** START OF The records **

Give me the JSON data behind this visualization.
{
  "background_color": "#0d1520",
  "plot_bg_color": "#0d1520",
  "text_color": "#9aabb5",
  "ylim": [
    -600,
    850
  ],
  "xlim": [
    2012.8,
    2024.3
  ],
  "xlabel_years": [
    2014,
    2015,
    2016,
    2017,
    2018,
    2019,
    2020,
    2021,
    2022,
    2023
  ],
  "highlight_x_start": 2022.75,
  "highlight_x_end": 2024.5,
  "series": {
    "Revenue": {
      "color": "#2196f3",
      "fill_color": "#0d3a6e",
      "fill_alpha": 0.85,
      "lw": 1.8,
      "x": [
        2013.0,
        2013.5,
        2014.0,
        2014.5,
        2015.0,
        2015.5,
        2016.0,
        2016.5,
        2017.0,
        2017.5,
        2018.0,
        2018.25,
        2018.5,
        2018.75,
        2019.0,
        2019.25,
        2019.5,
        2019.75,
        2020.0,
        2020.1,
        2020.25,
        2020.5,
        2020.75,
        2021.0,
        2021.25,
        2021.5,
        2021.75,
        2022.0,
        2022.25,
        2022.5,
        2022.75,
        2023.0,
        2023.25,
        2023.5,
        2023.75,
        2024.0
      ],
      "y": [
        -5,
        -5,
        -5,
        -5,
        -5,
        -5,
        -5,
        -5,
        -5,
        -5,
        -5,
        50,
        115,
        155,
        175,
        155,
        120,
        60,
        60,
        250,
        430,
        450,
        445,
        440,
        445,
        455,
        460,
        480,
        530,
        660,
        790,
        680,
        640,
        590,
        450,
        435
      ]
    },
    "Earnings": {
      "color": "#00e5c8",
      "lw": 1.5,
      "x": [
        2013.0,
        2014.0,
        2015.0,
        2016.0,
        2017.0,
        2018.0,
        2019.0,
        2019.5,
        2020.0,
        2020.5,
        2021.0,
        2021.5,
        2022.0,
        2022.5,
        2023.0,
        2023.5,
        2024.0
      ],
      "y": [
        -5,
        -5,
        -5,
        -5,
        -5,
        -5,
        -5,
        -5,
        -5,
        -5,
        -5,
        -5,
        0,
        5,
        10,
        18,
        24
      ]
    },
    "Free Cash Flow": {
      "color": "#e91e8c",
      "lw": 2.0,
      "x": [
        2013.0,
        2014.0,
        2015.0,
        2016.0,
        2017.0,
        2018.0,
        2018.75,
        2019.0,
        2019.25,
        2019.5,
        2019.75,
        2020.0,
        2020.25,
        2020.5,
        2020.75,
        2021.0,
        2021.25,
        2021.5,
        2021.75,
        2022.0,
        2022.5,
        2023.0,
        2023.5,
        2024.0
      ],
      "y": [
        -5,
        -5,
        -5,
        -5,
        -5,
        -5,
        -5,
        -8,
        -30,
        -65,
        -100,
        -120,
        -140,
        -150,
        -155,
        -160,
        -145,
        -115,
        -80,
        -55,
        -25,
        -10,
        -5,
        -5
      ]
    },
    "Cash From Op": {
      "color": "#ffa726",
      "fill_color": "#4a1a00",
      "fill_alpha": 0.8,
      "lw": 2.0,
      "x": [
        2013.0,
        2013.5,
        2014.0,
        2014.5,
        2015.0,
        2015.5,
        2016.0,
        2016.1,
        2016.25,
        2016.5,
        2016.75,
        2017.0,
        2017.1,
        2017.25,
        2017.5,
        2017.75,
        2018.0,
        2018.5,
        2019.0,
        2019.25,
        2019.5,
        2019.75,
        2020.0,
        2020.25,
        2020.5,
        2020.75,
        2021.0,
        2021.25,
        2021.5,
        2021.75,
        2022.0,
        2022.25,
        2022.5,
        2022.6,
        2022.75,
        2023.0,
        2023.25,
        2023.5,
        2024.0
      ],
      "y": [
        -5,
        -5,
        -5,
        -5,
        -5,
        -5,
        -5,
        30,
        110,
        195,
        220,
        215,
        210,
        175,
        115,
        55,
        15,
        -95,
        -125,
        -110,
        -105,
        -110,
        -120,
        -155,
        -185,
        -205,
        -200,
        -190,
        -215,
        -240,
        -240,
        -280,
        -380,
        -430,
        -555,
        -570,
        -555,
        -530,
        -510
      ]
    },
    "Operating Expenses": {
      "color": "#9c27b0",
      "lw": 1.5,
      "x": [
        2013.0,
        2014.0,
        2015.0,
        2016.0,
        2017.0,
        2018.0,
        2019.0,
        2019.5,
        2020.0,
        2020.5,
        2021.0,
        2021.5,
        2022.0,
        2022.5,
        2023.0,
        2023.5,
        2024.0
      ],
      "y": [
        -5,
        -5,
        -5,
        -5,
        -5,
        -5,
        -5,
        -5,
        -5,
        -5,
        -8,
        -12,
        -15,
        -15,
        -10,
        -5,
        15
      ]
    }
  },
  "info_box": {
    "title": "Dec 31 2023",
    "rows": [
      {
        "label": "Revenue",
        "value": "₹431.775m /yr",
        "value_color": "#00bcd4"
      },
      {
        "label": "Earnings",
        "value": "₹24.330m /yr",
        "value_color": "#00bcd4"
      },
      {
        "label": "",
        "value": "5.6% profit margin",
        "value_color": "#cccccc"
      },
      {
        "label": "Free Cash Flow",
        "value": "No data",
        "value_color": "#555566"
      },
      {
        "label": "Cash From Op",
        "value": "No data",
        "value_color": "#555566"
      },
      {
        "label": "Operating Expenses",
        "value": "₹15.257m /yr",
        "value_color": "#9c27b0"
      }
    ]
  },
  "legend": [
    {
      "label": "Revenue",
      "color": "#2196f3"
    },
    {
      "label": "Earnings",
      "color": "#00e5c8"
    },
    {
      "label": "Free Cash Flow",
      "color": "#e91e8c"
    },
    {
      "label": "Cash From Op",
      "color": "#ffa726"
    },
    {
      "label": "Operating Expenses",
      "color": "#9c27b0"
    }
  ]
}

** END OF The records **

__Task__:
Print the whole listing again, exactly.

__Correct output__:
Give me the JSON data behind this visualization.
{
  "background_color": "#0d1520",
  "plot_bg_color": "#0d1520",
  "text_color": "#9aabb5",
  "ylim": [
    -600,
    850
  ],
  "xlim": [
    2012.8,
    2024.3
  ],
  "xlabel_years": [
    2014,
    2015,
    2016,
    2017,
    2018,
    2019,
    2020,
    2021,
    2022,
    2023
  ],
  "highlight_x_start": 2022.75,
  "highlight_x_end": 2024.5,
  "series": {
    "Revenue": {
      "color": "#2196f3",
      "fill_color": "#0d3a6e",
      "fill_alpha": 0.85,
      "lw": 1.8,
      "x": [
        2013.0,
        2013.5,
        2014.0,
        2014.5,
        2015.0,
        2015.5,
        2016.0,
        2016.5,
        2017.0,
        2017.5,
        2018.0,
        2018.25,
        2018.5,
        2018.75,
        2019.0,
        2019.25,
        2019.5,
        2019.75,
        2020.0,
        2020.1,
        2020.25,
        2020.5,
        2020.75,
        2021.0,
        2021.25,
        2021.5,
        2021.75,
        2022.0,
        2022.25,
        2022.5,
        2022.75,
        2023.0,
        2023.25,
        2023.5,
        2023.75,
        2024.0
      ],
      "y": [
        -5,
        -5,
        -5,
        -5,
        -5,
        -5,
        -5,
        -5,
        -5,
        -5,
        -5,
        50,
        115,
        155,
        175,
        155,
        120,
        60,
        60,
        250,
        430,
        450,
        445,
        440,
        445,
        455,
        460,
        480,
        530,
        660,
        790,
        680,
        640,
        590,
        450,
        435
      ]
    },
    "Earnings": {
      "color": "#00e5c8",
      "lw": 1.5,
      "x": [
        2013.0,
        2014.0,
        2015.0,
        2016.0,
        2017.0,
        2018.0,
        2019.0,
        2019.5,
        2020.0,
        2020.5,
        2021.0,
        2021.5,
        2022.0,
        2022.5,
        2023.0,
        2023.5,
        2024.0
      ],
      "y": [
        -5,
        -5,
        -5,
        -5,
        -5,
        -5,
        -5,
        -5,
        -5,
        -5,
        -5,
        -5,
        0,
        5,
        10,
        18,
        24
      ]
    },
    "Free Cash Flow": {
      "color": "#e91e8c",
      "lw": 2.0,
      "x": [
        2013.0,
        2014.0,
        2015.0,
        2016.0,
        2017.0,
        2018.0,
        2018.75,
        2019.0,
        2019.25,
        2019.5,
        2019.75,
        2020.0,
        2020.25,
        2020.5,
        2020.75,
        2021.0,
        2021.25,
        2021.5,
        2021.75,
        2022.0,
        2022.5,
        2023.0,
        2023.5,
        2024.0
      ],
      "y": [
        -5,
        -5,
        -5,
        -5,
        -5,
        -5,
        -5,
        -8,
        -30,
        -65,
        -100,
        -120,
        -140,
        -150,
        -155,
        -160,
        -145,
        -115,
        -80,
        -55,
        -25,
        -10,
        -5,
        -5
      ]
    },
    "Cash From Op": {
      "color": "#ffa726",
      "fill_color": "#4a1a00",
      "fill_alpha": 0.8,
      "lw": 2.0,
      "x": [
        2013.0,
        2013.5,
        2014.0,
        2014.5,
        2015.0,
        2015.5,
        2016.0,
        2016.1,
        2016.25,
        2016.5,
        2016.75,
        2017.0,
        2017.1,
        2017.25,
        2017.5,
        2017.75,
        2018.0,
        2018.5,
        2019.0,
        2019.25,
        2019.5,
        2019.75,
        2020.0,
        2020.25,
        2020.5,
        2020.75,
        2021.0,
        2021.25,
        2021.5,
        2021.75,
        2022.0,
        2022.25,
        2022.5,
        2022.6,
        2022.75,
        2023.0,
        2023.25,
        2023.5,
        2024.0
      ],
      "y": [
        -5,
        -5,
        -5,
        -5,
        -5,
        -5,
        -5,
        30,
        110,
        195,
        220,
        215,
        210,
        175,
        115,
        55,
        15,
        -95,
        -125,
        -110,
        -105,
        -110,
        -120,
        -155,
        -185,
        -205,
        -200,
        -190,
        -215,
        -240,
        -240,
        -280,
        -380,
        -430,
        -555,
        -570,
        -555,
        -530,
        -510
      ]
    },
    "Operating Expenses": {
      "color": "#9c27b0",
      "lw": 1.5,
      "x": [
        2013.0,
        2014.0,
        2015.0,
        2016.0,
        2017.0,
        2018.0,
        2019.0,
        2019.5,
        2020.0,
        2020.5,
        2021.0,
        2021.5,
        2022.0,
        2022.5,
        2023.0,
        2023.5,
        2024.0
      ],
      "y": [
        -5,
        -5,
        -5,
        -5,
        -5,
        -5,
        -5,
        -5,
        -5,
        -5,
        -8,
        -12,
        -15,
        -15,
        -10,
        -5,
        15
      ]
    }
  },
  "info_box": {
    "title": "Dec 31 2023",
    "rows": [
      {
        "label": "Revenue",
        "value": "₹431.775m /yr",
        "value_color": "#00bcd4"
      },
      {
        "label": "Earnings",
        "value": "₹24.330m /yr",
        "value_color": "#00bcd4"
      },
      {
        "label": "",
        "value": "5.6% profit margin",
        "value_color": "#cccccc"
      },
      {
        "label": "Free Cash Flow",
        "value": "No data",
        "value_color": "#555566"
      },
      {
        "label": "Cash From Op",
        "value": "No data",
        "value_color": "#555566"
      },
      {
        "label": "Operating Expenses",
        "value": "₹15.257m /yr",
        "value_color": "#9c27b0"
      }
    ]
  },
  "legend": [
    {
      "label": "Revenue",
      "color": "#2196f3"
    },
    {
      "label": "Earnings",
      "color": "#00e5c8"
    },
    {
      "label": "Free Cash Flow",
      "color": "#e91e8c"
    },
    {
      "label": "Cash From Op",
      "color": "#ffa726"
    },
    {
      "label": "Operating Expenses",
      "color": "#9c27b0"
    }
  ]
}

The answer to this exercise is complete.